_Aufgaben_
**A)** Wie viele Full Flight Simulatoren für die 737 MAX gibt es laut dem Text über die Boeing 737 MAX weltweit?
**B)** Führen Sie den Text über die Boeing 737 MAX im Anschluss an seinen letzten Satz weiter.

Die Piloten der Ethiopian Airlines Maschine waren sich dieser Entwicklungen sicherlich bewusst. Boeing hat Nachschulungen angeboten, an denen auch die Piloten der Ethiopian Airlines bestimmt teilgenommen haben. Allerdings gibt es weltweit nur vier Full Flight Simulatoren für die 737 MAX. Selbst große Airlines wie American Airlines haben keinen passenden Flugsimulator, da laut Zertifizierung ja ein Simulator für die NG reicht. Die entsprechende Situation lässt sich also für viele Piloten momentan nicht üben.
Ist die 737 MAX sicher?
Einige Länder wie China, Indonesien und die Mongolei haben fürs Erste ein Grounding der 737 MAX angeordnet. Ähnliche Maßnahmen wurden damals bei den Batterieproblemen der 787 ergriffen, weshalb ich das nicht für unnnötige Panikmache halte.
Ob die Probleme tatsächlich wieder mit dem MCAS zu tun haben, wird sich zeigen. In der Zwischenzeit ist das Motto „better safe than sorry“ sicher nicht falsch. Für Passagiere ist die 737 MAX aus meiner Sicht immer noch ein sicheres Flugzeug. Allerdings kann ich es verstehen, wenn man diesen Flugzeugtyp erstmal vermeiden möchte.

_Vorliegende Datensätze_
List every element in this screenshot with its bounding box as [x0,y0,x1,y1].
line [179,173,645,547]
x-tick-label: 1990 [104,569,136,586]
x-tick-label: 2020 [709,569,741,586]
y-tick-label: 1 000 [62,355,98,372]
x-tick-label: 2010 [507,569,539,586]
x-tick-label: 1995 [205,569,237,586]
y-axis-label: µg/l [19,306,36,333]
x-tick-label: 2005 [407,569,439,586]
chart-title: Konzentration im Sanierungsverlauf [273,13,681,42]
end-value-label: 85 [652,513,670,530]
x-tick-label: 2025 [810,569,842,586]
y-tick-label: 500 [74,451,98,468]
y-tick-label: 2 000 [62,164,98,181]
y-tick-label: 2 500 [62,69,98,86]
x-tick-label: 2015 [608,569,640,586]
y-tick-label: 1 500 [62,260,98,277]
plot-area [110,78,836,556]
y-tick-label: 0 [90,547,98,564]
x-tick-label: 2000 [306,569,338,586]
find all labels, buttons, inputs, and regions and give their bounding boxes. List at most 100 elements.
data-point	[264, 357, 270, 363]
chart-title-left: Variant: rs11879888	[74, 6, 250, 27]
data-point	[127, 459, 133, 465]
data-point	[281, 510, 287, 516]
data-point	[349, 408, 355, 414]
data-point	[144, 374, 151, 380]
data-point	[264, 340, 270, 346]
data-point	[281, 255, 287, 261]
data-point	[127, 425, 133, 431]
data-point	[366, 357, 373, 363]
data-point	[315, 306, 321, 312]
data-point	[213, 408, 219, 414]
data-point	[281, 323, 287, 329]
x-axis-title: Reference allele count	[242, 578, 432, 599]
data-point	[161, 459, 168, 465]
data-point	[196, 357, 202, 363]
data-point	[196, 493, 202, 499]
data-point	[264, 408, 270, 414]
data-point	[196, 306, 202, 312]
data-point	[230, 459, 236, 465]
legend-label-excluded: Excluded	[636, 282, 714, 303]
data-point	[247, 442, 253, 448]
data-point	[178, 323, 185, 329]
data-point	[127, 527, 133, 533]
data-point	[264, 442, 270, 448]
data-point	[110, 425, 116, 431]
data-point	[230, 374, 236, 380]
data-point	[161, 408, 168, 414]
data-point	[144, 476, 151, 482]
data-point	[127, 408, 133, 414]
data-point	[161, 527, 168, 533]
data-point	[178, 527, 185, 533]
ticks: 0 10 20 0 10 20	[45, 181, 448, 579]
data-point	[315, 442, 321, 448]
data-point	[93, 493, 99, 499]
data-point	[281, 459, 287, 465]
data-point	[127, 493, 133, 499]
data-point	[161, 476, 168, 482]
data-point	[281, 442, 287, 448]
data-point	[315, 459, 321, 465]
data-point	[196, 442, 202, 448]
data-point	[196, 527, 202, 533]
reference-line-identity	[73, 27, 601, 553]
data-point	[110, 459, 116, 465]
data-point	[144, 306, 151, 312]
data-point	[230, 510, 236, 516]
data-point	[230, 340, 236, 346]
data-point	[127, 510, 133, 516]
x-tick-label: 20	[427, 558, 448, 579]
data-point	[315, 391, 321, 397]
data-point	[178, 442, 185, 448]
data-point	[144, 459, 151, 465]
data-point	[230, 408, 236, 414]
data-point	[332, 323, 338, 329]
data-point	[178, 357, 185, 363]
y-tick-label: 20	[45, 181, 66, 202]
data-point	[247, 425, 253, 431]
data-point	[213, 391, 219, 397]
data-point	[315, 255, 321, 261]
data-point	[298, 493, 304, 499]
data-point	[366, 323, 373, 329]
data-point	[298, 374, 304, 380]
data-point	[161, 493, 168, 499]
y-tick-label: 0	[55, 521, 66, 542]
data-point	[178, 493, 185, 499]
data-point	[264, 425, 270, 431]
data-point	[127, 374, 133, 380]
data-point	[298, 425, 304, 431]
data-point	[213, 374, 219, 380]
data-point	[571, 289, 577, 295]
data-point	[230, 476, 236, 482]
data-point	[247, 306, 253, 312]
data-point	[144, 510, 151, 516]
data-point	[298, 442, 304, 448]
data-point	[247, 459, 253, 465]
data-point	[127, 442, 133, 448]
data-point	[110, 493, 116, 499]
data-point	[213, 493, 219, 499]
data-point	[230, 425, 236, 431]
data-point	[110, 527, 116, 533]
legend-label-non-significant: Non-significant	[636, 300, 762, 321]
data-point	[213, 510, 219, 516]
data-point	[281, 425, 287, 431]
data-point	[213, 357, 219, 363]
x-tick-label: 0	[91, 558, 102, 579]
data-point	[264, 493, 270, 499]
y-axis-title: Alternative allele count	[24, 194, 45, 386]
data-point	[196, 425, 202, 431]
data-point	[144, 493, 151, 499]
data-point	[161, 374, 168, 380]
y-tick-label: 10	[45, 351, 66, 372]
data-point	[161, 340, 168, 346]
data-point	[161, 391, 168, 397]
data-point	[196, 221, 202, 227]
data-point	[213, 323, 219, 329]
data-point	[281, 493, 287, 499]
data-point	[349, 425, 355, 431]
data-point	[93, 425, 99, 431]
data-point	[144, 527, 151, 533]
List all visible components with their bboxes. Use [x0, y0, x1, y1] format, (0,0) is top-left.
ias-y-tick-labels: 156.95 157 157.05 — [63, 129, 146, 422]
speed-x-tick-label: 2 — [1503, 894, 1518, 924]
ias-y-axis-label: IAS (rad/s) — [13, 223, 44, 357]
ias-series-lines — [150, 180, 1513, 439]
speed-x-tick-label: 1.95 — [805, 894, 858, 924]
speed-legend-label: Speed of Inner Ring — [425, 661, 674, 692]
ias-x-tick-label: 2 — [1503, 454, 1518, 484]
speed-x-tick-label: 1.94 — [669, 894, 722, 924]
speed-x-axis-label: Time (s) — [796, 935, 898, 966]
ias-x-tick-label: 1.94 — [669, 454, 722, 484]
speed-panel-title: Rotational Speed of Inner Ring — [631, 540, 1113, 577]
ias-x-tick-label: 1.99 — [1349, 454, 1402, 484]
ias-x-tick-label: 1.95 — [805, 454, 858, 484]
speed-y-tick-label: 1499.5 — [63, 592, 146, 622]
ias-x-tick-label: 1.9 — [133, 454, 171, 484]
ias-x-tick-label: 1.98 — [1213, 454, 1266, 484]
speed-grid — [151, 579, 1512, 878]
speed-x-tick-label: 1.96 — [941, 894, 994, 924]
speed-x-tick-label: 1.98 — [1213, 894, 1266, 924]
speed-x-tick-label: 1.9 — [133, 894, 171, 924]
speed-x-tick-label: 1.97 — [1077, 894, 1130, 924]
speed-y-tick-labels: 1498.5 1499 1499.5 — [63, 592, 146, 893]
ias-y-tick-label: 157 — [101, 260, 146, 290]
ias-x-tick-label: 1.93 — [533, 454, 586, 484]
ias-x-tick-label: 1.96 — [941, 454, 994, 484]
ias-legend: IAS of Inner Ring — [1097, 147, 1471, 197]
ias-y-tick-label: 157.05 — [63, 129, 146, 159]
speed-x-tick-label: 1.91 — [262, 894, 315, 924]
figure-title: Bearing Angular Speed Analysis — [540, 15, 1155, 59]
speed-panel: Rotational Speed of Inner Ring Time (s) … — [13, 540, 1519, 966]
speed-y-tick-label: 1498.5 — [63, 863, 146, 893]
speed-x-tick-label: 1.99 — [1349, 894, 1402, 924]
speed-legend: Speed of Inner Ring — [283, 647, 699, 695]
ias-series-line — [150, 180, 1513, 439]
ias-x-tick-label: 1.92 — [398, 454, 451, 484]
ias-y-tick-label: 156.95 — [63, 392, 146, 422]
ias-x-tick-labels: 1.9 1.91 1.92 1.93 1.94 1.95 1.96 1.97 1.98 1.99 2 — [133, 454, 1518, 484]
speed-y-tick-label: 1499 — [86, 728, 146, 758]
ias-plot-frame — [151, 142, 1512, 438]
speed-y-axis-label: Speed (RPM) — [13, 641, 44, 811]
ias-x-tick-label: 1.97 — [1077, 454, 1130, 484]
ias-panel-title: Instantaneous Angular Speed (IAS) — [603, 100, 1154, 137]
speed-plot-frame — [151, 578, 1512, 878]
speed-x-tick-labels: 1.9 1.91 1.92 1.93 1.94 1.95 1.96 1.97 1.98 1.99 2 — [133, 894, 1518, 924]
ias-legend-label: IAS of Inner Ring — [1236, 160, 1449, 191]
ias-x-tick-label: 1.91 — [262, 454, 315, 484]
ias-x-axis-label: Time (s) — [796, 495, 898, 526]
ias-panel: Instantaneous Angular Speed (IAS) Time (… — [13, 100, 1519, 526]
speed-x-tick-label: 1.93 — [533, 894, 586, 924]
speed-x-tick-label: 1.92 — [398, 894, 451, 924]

_Antworten_
**A)** Weltweit gibt es nur vier Full Flight Simulatoren für die 737 MAX.

**B)**
Sobald wir einen vorläufigen Bericht zum Absturz der Ethiopian 737 haben, werden wir diese Frage besser beantworten können. Bis dahin halte ich es für möglich, dass mehr Airlines oder Behörden ein Grounding für diesen Flugzeugtyp anordnen.
Fazit
Die Abstürze der 737 MAX sind definitiv besorgniserregend. Beim Absturz der 737 der Lion Air sah Boeing schon nicht gut aus. Falls auch dieser Absturz auf ähnliche Ursachen zurückzuführen ist, haben wir bei der 737 MAX ein ernsthaftes Sicherheitsproblem. Noch können wir dazu nichts sagen, aber ich halte es nicht für verrückt, die 737 MAX in der Zwischenzeit zu vermeiden – auch wenn es nur wegen einem unguten Gefühl ist.
Nach allem, was man bisher zu den Problemen mit der Boeing 737 Max gehört hat, kommt man zu dem Schluss, dass hier aus kommerziellen Erwägungen heraus die Flugsicherheit dieses Modells sträflich vernachlässigt wurde.Alle involvierten Prüfinstitutionen haben ihre Aufgaben nicht ernsthaft genug wahrgenommen.Es mussten ert mal wieder Menschen sterben, ehe die Verantwortlichen gehandelt haben. Mr. Muilenberg trägt dafür die verantwortung und sollte eigentlich seinen Hut nehmen.Stattdessen kommt von dort nur hinhaltendes Gesäusel und Schönreden der eigentlichen Katastrophe.Eigentlich ist das Modell tot, da aber dafür keine richtige Konkurrenzsituation besteht, ist man seites Boeing .nach wie vor in einer komfortablen Situation.Die Paar Stornierungen zahlt man aus der Portokasse und alles wird wieder gut, denn lazt dem Boeing CEO ist ja die aufgefrischte Oma 737 Max eigentlich ein sicheres Flugzeuig und wierd jetzt noch viel sicherer.Den Kunden und Passagieren wird nichts anders übrig bleiben damit zu Leben.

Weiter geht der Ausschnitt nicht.